[Start of Information supplied]

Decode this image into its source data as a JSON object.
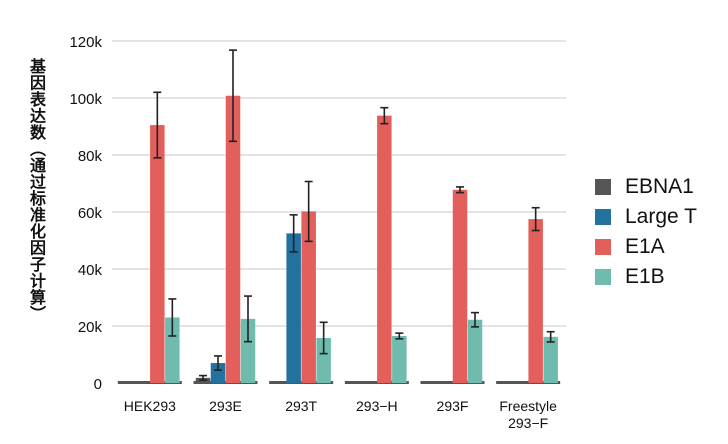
{
  "chart_data": {
    "type": "bar",
    "title": "",
    "xlabel": "",
    "ylabel": "基因表达数（通过标准化因子计算）",
    "ylim": [
      0,
      120000
    ],
    "yticks": [
      0,
      20000,
      40000,
      60000,
      80000,
      100000,
      120000
    ],
    "ytick_labels": [
      "0",
      "20k",
      "40k",
      "60k",
      "80k",
      "100k",
      "120k"
    ],
    "grid": true,
    "legend_position": "right",
    "categories": [
      "HEK293",
      "293E",
      "293T",
      "293−H",
      "293F",
      "Freestyle\n293−F"
    ],
    "series": [
      {
        "name": "EBNA1",
        "color": "#555555",
        "values": [
          0,
          1800,
          0,
          0,
          0,
          0
        ],
        "errors": [
          0,
          800,
          0,
          0,
          0,
          0
        ]
      },
      {
        "name": "Large T",
        "color": "#23719e",
        "values": [
          0,
          7000,
          52500,
          0,
          0,
          0
        ],
        "errors": [
          0,
          2500,
          6500,
          0,
          0,
          0
        ]
      },
      {
        "name": "E1A",
        "color": "#e35f5c",
        "values": [
          90500,
          100800,
          60200,
          93800,
          67800,
          57500
        ],
        "errors": [
          11500,
          16000,
          10500,
          2800,
          1000,
          4000
        ]
      },
      {
        "name": "E1B",
        "color": "#6fbcae",
        "values": [
          23000,
          22500,
          15800,
          16500,
          22200,
          16200
        ],
        "errors": [
          6500,
          8000,
          5500,
          1000,
          2500,
          1800
        ]
      }
    ]
  }
}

[End of Information supplied]

*What is being asked:* Every line of the data above should be quoted exactly. Omit the pictures.

*Exercise answer:*
Decode this image into its source data as a JSON object.
{
  "chart_data": {
    "type": "bar",
    "title": "",
    "xlabel": "",
    "ylabel": "基因表达数（通过标准化因子计算）",
    "ylim": [
      0,
      120000
    ],
    "yticks": [
      0,
      20000,
      40000,
      60000,
      80000,
      100000,
      120000
    ],
    "ytick_labels": [
      "0",
      "20k",
      "40k",
      "60k",
      "80k",
      "100k",
      "120k"
    ],
    "grid": true,
    "legend_position": "right",
    "categories": [
      "HEK293",
      "293E",
      "293T",
      "293−H",
      "293F",
      "Freestyle\n293−F"
    ],
    "series": [
      {
        "name": "EBNA1",
        "color": "#555555",
        "values": [
          0,
          1800,
          0,
          0,
          0,
          0
        ],
        "errors": [
          0,
          800,
          0,
          0,
          0,
          0
        ]
      },
      {
        "name": "Large T",
        "color": "#23719e",
        "values": [
          0,
          7000,
          52500,
          0,
          0,
          0
        ],
        "errors": [
          0,
          2500,
          6500,
          0,
          0,
          0
        ]
      },
      {
        "name": "E1A",
        "color": "#e35f5c",
        "values": [
          90500,
          100800,
          60200,
          93800,
          67800,
          57500
        ],
        "errors": [
          11500,
          16000,
          10500,
          2800,
          1000,
          4000
        ]
      },
      {
        "name": "E1B",
        "color": "#6fbcae",
        "values": [
          23000,
          22500,
          15800,
          16500,
          22200,
          16200
        ],
        "errors": [
          6500,
          8000,
          5500,
          1000,
          2500,
          1800
        ]
      }
    ]
  }
}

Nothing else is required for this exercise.